Dataset rows about figures:
·····
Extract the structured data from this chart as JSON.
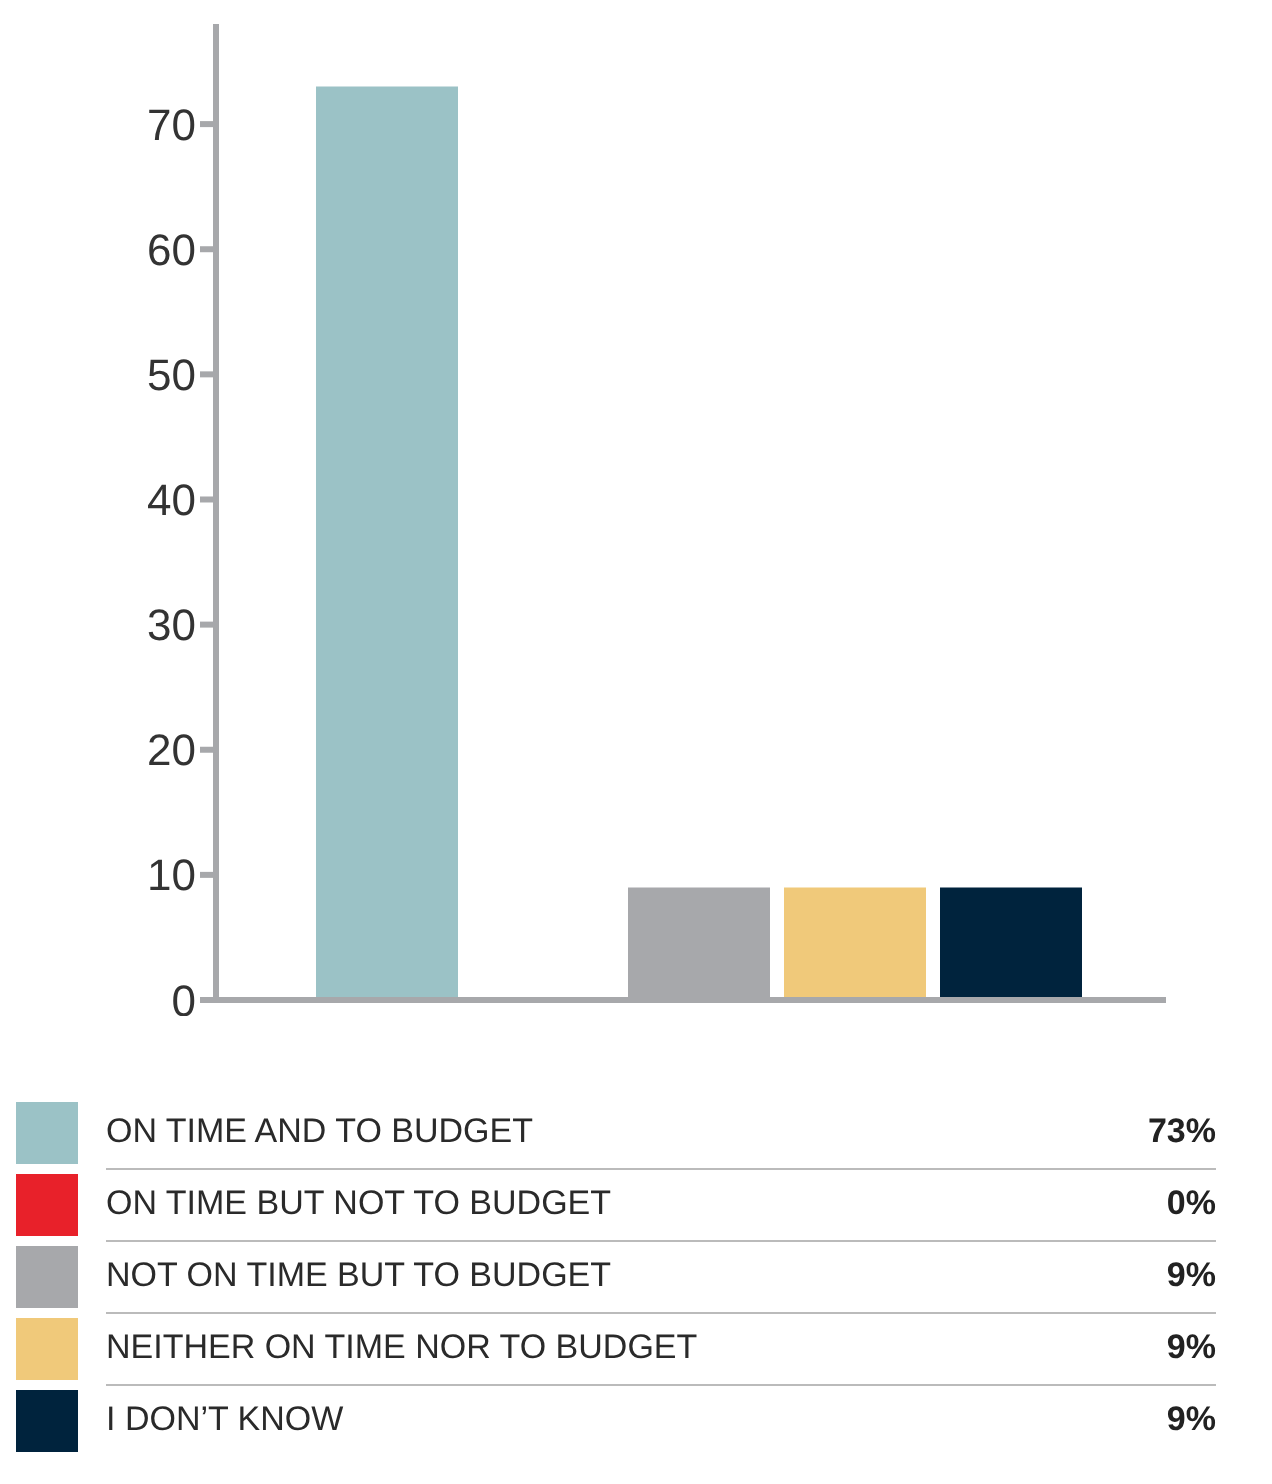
{
  "chart_data": {
    "type": "bar",
    "categories": [
      null
    ],
    "series": [
      {
        "name": "ON TIME AND TO BUDGET",
        "color": "#9bc2c6",
        "values": [
          73
        ]
      },
      {
        "name": "ON TIME BUT NOT TO BUDGET",
        "color": "#e8212a",
        "values": [
          0
        ]
      },
      {
        "name": "NOT ON TIME BUT TO BUDGET",
        "color": "#a7a8ab",
        "values": [
          9
        ]
      },
      {
        "name": "NEITHER ON TIME NOR TO BUDGET",
        "color": "#f0c97a",
        "values": [
          9
        ]
      },
      {
        "name": "I DON’T KNOW",
        "color": "#00233d",
        "values": [
          9
        ]
      }
    ],
    "annotations": [
      "73%",
      "0%",
      "9%",
      "9%",
      "9%"
    ],
    "ylim": [
      0,
      78
    ],
    "yticks": [
      0,
      10,
      20,
      30,
      40,
      50,
      60,
      70
    ],
    "tick_labels": "y",
    "legend": "bottom"
  }
}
·····
§ **What to work on**:
Leaving aside the images, write out the entries above word for word.

§ **Expected answer**:
Extract the structured data from this chart as JSON.
{
  "chart_data": {
    "type": "bar",
    "categories": [
      null
    ],
    "series": [
      {
        "name": "ON TIME AND TO BUDGET",
        "color": "#9bc2c6",
        "values": [
          73
        ]
      },
      {
        "name": "ON TIME BUT NOT TO BUDGET",
        "color": "#e8212a",
        "values": [
          0
        ]
      },
      {
        "name": "NOT ON TIME BUT TO BUDGET",
        "color": "#a7a8ab",
        "values": [
          9
        ]
      },
      {
        "name": "NEITHER ON TIME NOR TO BUDGET",
        "color": "#f0c97a",
        "values": [
          9
        ]
      },
      {
        "name": "I DON’T KNOW",
        "color": "#00233d",
        "values": [
          9
        ]
      }
    ],
    "annotations": [
      "73%",
      "0%",
      "9%",
      "9%",
      "9%"
    ],
    "ylim": [
      0,
      78
    ],
    "yticks": [
      0,
      10,
      20,
      30,
      40,
      50,
      60,
      70
    ],
    "tick_labels": "y",
    "legend": "bottom"
  }
}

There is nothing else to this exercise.